▶ WHAT THE TASK REQUIRES:
Report the number of lines in these entries that contain "JSON". Write only the number.
###
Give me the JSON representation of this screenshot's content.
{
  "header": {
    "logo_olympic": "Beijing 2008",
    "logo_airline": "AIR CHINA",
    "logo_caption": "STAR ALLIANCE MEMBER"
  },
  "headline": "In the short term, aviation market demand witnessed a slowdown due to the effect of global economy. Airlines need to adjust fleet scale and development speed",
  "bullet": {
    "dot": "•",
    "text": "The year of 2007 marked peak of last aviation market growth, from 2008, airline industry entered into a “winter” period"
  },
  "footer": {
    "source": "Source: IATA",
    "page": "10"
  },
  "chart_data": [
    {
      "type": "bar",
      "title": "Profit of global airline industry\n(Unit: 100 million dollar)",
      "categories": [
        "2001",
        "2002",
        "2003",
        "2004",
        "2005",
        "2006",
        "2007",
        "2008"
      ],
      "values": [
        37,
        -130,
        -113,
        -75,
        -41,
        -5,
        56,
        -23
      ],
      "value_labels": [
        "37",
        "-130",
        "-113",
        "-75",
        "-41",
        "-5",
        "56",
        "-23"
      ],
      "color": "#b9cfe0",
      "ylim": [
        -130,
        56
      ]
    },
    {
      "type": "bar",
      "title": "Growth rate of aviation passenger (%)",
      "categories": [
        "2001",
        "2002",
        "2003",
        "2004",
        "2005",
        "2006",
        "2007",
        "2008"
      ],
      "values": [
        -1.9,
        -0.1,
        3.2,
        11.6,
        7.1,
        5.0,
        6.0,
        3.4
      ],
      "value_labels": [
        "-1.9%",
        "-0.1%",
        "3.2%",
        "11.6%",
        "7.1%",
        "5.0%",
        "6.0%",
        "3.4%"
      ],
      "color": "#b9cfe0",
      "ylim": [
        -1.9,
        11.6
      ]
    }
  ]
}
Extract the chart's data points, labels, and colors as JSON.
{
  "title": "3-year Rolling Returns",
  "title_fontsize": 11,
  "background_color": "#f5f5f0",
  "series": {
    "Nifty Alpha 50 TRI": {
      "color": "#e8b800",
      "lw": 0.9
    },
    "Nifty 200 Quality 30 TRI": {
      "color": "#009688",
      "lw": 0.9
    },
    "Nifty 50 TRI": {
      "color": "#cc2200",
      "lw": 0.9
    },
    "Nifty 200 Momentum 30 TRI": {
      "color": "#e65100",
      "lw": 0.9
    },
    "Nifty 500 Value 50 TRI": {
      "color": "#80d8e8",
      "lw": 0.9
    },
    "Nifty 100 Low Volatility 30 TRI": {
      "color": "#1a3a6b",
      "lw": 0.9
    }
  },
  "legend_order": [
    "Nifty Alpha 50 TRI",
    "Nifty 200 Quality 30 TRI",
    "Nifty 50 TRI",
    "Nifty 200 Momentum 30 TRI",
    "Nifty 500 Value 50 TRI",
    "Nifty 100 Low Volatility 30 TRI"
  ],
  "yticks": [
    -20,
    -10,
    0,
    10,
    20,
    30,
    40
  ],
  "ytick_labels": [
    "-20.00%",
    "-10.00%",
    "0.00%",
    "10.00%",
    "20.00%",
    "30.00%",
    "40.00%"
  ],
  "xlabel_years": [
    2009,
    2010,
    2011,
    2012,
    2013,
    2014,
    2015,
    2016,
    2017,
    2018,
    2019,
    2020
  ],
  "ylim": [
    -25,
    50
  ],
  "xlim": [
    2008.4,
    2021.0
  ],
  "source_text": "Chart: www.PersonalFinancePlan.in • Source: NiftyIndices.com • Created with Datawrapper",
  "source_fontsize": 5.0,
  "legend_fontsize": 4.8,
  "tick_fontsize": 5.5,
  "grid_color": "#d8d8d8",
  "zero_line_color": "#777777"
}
###
▶ EXPECTED ANSWER:
2